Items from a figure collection
╔══

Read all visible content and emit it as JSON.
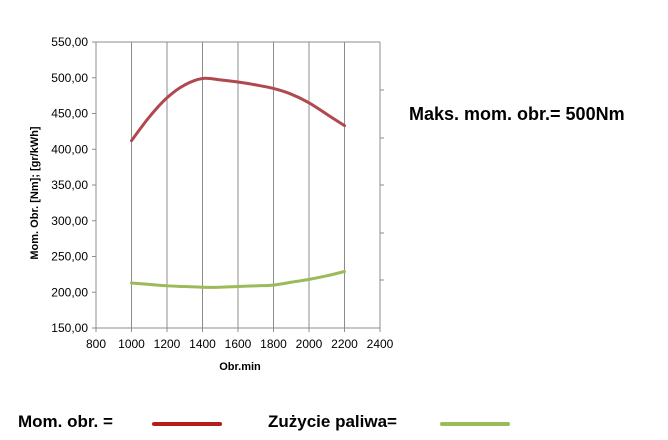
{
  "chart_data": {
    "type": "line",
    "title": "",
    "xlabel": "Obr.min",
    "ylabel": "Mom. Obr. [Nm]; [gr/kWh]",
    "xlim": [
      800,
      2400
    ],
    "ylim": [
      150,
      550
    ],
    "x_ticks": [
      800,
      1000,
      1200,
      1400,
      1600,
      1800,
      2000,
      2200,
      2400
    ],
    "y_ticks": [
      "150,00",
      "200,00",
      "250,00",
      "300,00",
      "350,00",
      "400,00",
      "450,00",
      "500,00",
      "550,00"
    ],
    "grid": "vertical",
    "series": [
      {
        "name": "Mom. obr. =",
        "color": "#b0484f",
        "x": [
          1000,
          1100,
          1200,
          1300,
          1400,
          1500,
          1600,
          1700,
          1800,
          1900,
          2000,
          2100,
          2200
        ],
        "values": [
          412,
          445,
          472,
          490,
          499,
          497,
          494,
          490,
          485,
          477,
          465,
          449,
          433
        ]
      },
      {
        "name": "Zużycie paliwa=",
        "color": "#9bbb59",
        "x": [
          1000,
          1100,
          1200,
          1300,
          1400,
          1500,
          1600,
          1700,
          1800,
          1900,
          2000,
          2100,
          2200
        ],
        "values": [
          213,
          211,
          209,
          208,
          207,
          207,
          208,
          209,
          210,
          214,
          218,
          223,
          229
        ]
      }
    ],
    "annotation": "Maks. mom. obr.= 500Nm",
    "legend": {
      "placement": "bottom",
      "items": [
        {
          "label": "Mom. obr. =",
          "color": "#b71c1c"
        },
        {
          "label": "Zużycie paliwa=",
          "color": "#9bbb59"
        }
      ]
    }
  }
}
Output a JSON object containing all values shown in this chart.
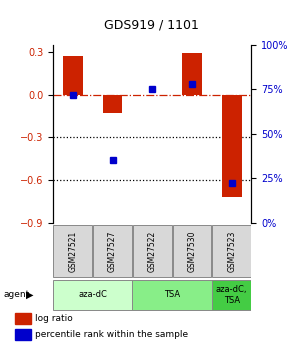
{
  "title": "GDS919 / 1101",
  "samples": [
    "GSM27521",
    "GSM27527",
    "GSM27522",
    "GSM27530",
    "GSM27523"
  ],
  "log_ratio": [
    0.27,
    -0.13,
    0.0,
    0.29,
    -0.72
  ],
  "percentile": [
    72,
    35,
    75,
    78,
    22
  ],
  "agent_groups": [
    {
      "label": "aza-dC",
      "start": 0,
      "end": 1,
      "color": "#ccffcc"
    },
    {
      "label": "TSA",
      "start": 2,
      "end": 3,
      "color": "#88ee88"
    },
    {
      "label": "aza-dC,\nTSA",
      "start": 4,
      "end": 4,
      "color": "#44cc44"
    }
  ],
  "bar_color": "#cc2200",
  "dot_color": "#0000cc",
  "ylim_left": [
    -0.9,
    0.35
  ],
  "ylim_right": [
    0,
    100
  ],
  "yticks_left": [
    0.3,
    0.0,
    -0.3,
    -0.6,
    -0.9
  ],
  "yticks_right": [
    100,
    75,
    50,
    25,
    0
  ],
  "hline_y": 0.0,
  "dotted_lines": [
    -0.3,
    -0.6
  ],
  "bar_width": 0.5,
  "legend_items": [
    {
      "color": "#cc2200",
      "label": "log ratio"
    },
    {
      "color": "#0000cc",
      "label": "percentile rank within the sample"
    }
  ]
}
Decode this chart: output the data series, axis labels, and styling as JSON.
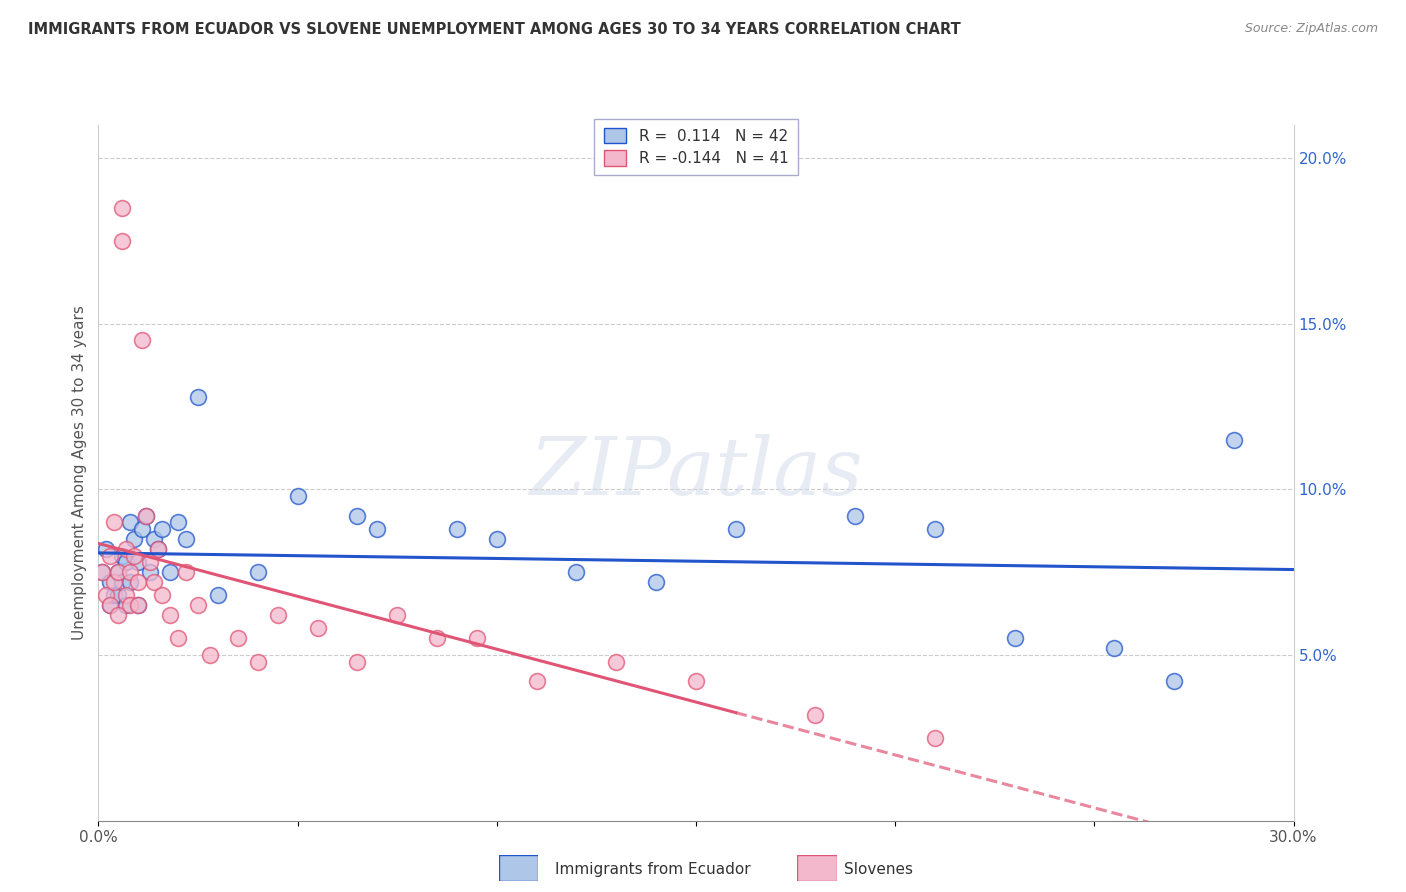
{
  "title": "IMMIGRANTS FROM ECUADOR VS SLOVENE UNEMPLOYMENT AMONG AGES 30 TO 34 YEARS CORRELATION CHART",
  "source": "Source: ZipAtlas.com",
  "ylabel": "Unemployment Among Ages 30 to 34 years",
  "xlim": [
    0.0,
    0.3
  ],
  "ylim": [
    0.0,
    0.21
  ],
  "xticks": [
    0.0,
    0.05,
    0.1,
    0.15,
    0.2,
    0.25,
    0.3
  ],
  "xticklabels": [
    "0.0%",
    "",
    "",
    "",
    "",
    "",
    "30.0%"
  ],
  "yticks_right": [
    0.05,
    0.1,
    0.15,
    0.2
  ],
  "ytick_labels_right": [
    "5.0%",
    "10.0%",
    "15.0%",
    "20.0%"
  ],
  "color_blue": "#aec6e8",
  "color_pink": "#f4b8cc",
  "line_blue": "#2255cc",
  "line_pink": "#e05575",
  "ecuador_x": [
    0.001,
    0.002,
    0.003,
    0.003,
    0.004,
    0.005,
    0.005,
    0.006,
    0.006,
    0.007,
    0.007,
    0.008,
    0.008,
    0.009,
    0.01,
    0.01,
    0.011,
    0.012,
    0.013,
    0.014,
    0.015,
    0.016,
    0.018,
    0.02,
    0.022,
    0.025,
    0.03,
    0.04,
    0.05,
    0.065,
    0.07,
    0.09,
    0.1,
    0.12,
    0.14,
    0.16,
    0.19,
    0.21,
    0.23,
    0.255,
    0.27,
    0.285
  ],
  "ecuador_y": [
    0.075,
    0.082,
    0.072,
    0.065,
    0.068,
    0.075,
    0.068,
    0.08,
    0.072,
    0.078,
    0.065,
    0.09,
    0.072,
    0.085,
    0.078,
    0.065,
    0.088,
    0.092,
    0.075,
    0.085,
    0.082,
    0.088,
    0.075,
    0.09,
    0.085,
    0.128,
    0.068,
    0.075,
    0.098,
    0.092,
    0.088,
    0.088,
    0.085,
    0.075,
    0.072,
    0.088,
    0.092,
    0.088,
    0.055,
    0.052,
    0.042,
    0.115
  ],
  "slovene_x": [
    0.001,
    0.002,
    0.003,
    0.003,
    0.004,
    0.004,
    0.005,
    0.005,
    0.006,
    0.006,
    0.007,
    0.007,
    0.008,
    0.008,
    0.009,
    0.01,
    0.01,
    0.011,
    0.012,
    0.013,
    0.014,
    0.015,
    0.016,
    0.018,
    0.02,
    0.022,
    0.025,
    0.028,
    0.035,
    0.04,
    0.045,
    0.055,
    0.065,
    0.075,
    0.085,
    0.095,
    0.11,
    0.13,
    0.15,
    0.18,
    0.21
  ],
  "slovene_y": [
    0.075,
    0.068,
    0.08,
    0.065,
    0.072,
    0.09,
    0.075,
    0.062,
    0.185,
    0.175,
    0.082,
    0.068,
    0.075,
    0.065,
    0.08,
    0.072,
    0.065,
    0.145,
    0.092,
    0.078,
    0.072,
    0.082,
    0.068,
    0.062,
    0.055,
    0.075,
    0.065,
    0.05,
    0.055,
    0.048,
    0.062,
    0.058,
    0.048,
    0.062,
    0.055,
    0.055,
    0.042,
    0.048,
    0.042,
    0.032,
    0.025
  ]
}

╚══

The task: Return only those lines of the records that contain the string "title".

Expected answer:
    "title": "",
  "title": "GDS919 / 1101",
  "title": "IMMIGRANTS FROM ECUADOR VS SLOVENE UNEMPLOYMENT AMONG AGES 30 TO 34 YEARS CORRELATION CHART",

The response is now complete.